- Problem statement:
Retype the lines exactly, beginning at the line that contains "y-tick-label: 4 [134,974,159,1020]" and stopping after the line that contains "legend-label: Decentralized Identity".

- Available data:
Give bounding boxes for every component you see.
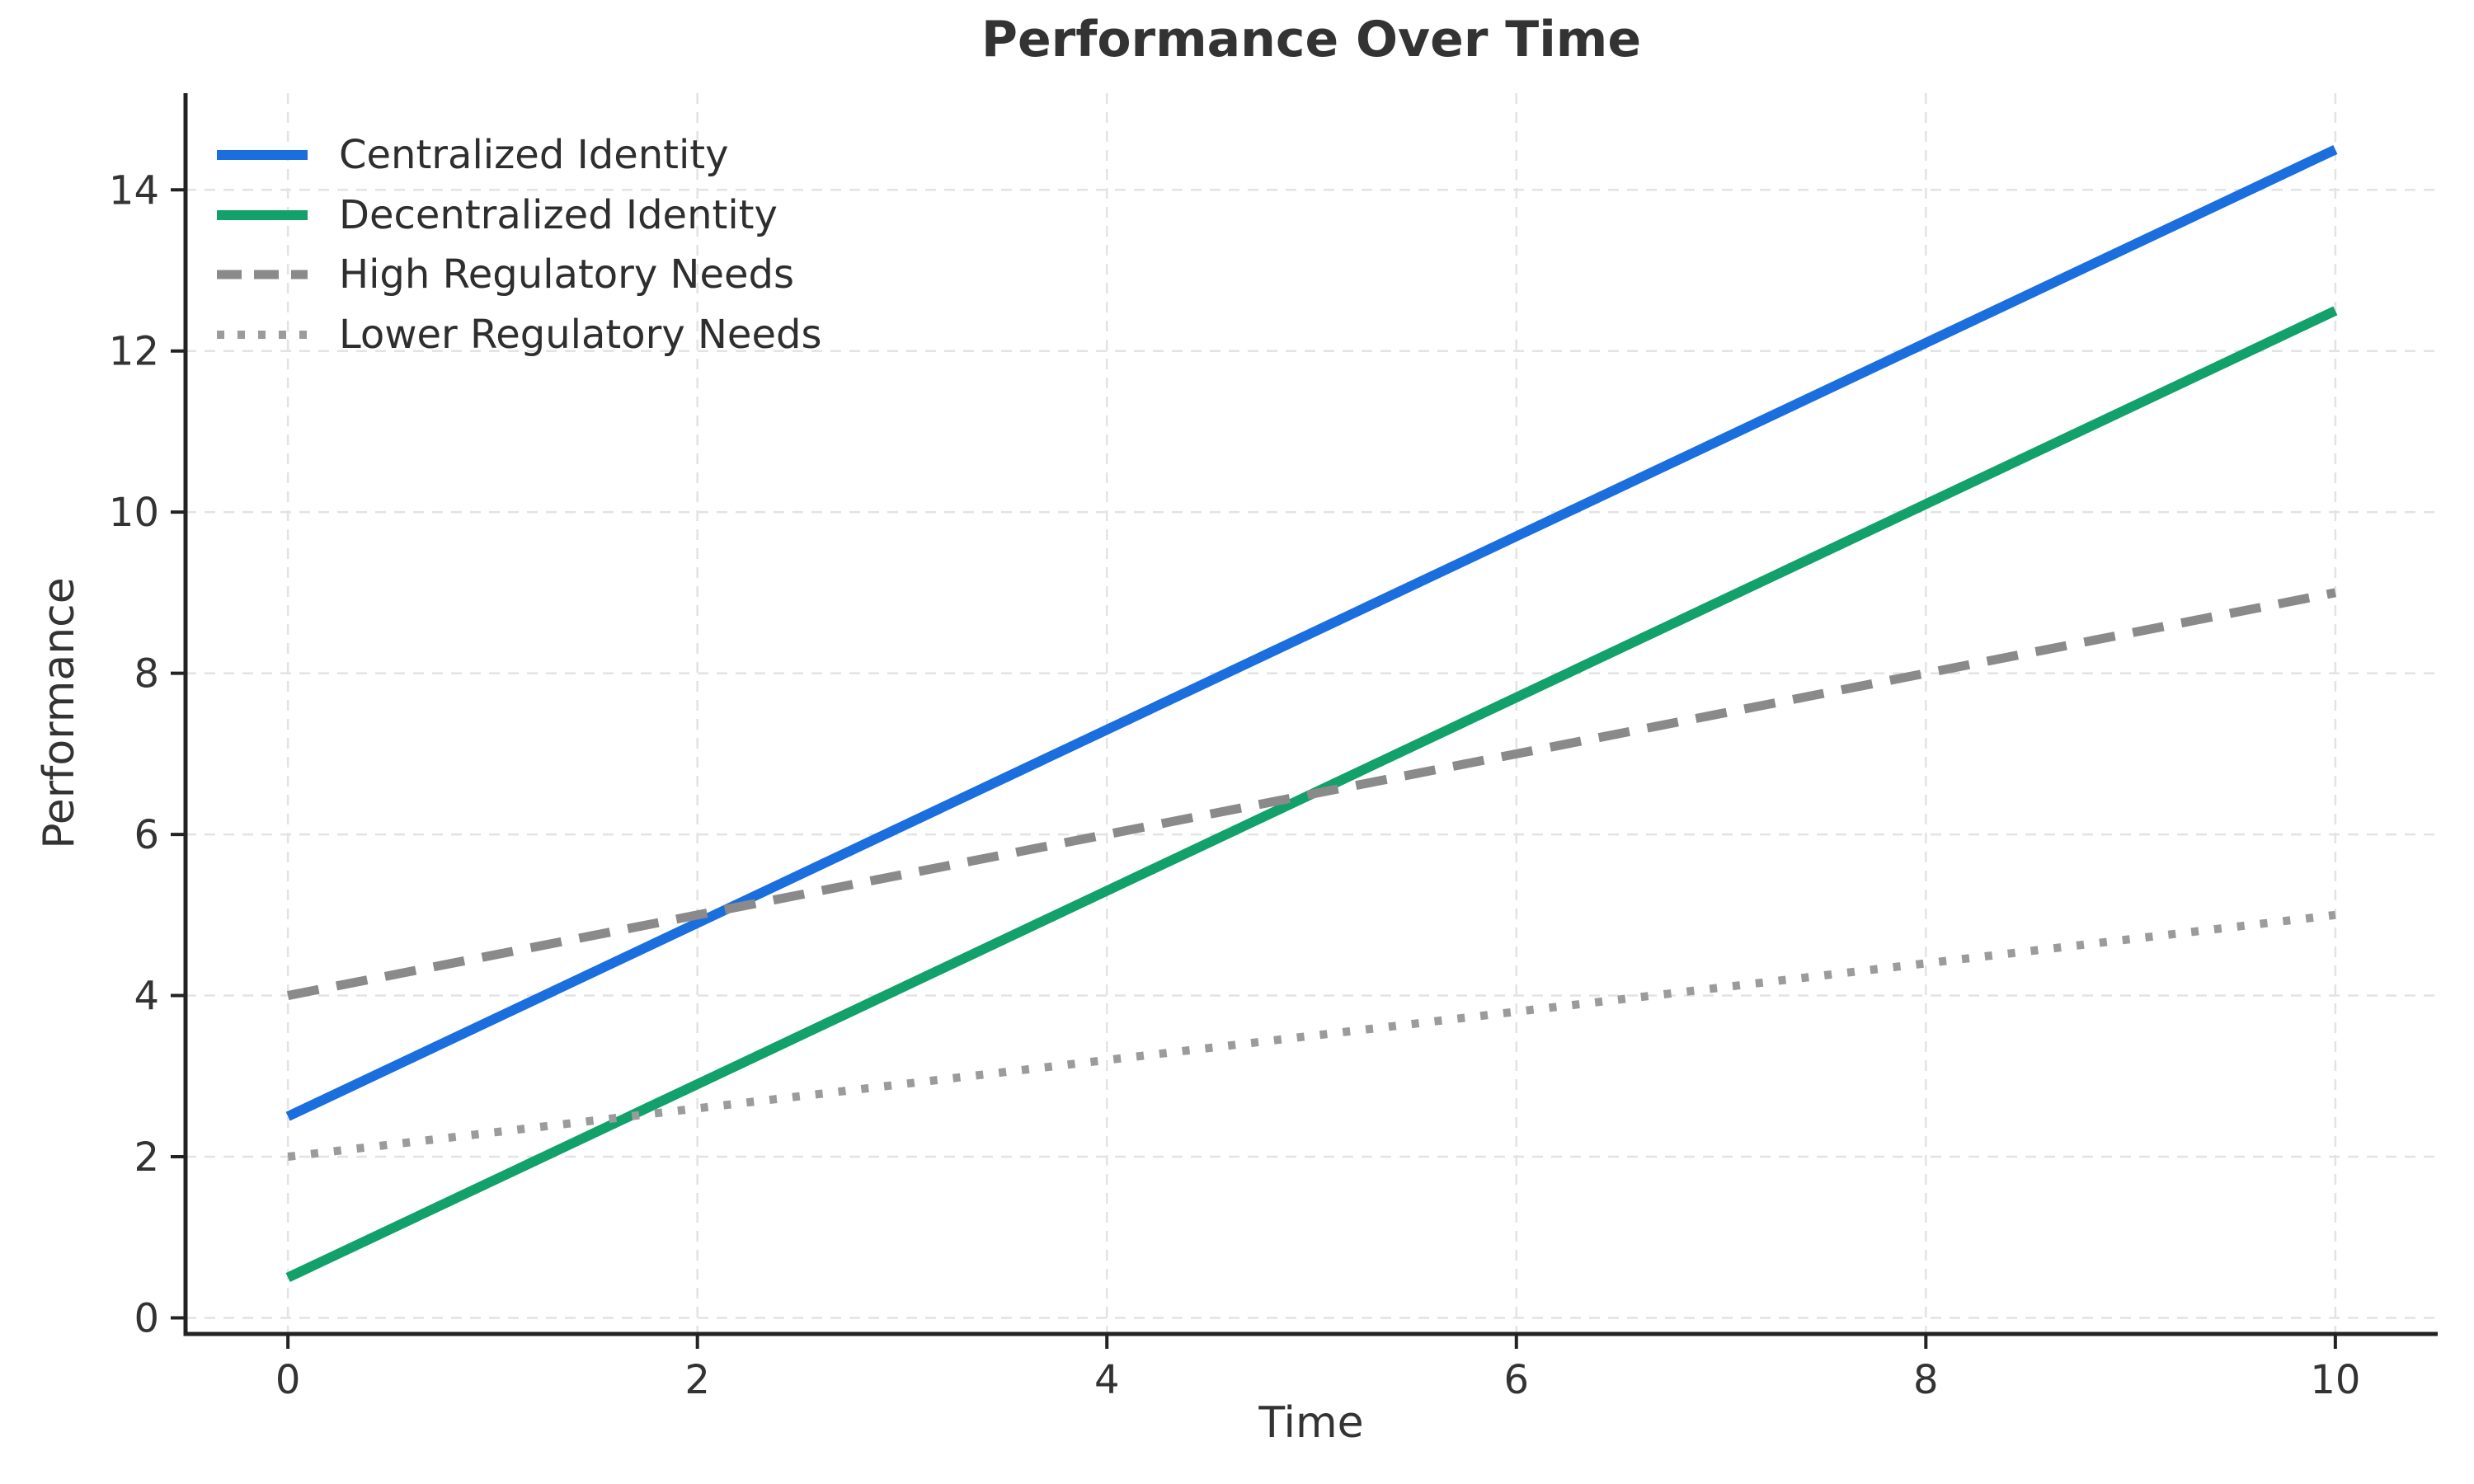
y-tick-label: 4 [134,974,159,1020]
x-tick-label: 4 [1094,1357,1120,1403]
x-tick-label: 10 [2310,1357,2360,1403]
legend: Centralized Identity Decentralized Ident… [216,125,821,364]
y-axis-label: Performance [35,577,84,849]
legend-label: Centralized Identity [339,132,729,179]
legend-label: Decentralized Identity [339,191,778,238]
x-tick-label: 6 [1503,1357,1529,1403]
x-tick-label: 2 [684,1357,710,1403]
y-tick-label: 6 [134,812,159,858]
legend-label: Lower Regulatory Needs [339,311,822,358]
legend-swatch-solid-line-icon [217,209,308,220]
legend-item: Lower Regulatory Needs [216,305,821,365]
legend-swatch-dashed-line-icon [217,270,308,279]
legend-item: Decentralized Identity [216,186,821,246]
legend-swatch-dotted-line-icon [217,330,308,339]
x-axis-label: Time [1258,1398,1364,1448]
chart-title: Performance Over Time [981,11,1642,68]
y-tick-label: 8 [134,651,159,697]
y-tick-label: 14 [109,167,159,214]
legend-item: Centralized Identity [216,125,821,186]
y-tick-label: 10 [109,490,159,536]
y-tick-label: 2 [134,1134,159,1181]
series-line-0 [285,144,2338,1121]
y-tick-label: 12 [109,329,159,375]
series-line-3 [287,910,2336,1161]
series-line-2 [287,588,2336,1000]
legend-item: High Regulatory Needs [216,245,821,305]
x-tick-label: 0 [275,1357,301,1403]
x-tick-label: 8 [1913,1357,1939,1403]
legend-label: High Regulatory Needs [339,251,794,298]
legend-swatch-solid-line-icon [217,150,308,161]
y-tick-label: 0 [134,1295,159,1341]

- Response to the exercise:
y-tick-label: 4 [134,974,159,1020]
x-tick-label: 4 [1094,1357,1120,1403]
x-tick-label: 10 [2310,1357,2360,1403]
legend: Centralized Identity Decentralized Ident… [216,125,821,364]
y-axis-label: Performance [35,577,84,849]
legend-label: Centralized Identity [339,132,729,179]
legend-label: Decentralized Identity [339,191,778,238]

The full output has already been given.